Problem statement: Show all lines that include the string "JSON"; copy each one.

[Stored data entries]
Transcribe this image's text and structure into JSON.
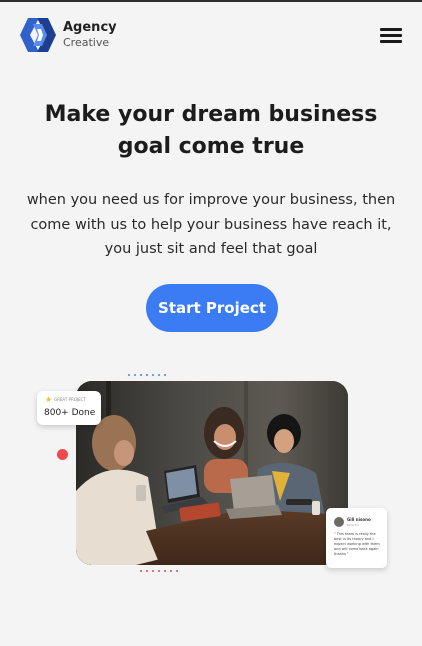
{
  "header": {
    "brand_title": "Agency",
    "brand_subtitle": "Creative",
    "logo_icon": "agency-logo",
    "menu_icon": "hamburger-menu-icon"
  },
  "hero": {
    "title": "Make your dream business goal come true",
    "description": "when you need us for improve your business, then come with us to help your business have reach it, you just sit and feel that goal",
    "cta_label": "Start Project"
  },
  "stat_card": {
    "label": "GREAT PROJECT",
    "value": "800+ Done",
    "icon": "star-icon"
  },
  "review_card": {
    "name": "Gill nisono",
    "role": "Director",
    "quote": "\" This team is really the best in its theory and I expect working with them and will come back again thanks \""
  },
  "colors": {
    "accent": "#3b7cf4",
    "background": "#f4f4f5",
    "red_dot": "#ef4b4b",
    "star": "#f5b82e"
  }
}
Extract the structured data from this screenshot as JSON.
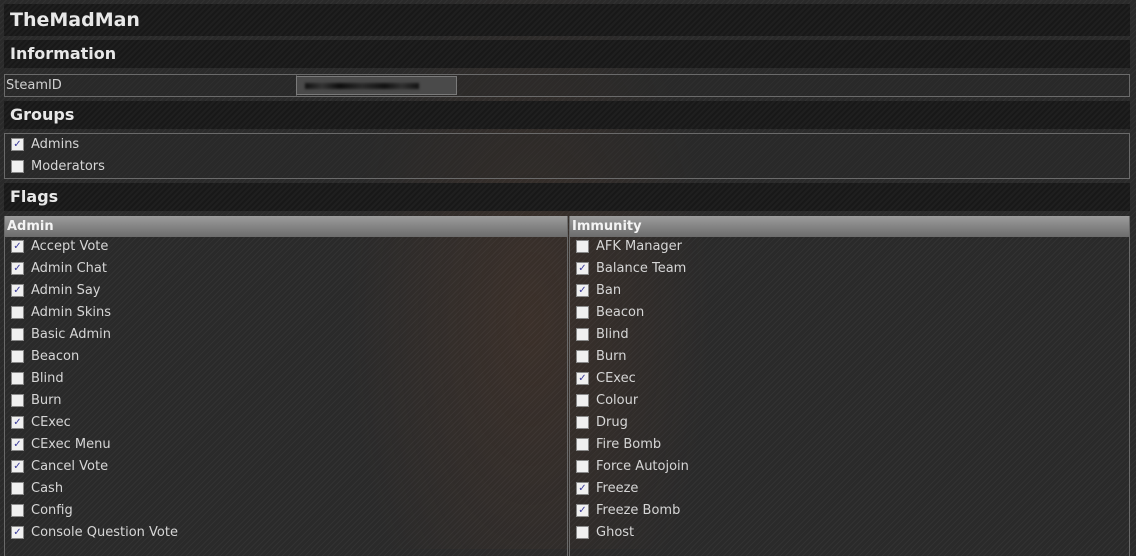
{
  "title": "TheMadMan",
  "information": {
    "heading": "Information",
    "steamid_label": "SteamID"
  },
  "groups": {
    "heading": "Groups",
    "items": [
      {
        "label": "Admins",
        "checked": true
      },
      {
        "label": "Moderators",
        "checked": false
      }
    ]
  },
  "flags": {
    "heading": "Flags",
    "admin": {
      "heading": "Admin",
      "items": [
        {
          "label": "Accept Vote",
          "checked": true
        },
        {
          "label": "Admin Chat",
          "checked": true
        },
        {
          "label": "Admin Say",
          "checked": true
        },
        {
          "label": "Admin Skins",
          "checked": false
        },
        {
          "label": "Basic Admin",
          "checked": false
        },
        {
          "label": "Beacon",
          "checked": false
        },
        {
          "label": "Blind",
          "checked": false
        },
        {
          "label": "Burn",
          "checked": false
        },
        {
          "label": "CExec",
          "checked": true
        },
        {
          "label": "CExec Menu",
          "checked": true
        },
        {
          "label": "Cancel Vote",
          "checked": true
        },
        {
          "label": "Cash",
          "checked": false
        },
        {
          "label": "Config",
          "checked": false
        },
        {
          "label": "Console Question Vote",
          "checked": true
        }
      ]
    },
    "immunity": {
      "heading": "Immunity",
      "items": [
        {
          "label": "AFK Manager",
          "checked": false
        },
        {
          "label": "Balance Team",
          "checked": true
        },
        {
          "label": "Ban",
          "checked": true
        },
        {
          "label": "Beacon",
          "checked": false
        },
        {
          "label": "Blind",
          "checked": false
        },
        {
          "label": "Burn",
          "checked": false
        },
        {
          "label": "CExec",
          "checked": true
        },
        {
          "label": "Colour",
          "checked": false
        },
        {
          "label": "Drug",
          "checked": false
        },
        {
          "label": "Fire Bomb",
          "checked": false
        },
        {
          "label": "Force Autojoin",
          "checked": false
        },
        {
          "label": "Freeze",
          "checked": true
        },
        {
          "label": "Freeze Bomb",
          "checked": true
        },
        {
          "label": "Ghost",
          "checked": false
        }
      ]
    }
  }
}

Response to this exercise:
Transcribe this image's text and structure into JSON.
Extract the structured data from this screenshot as JSON.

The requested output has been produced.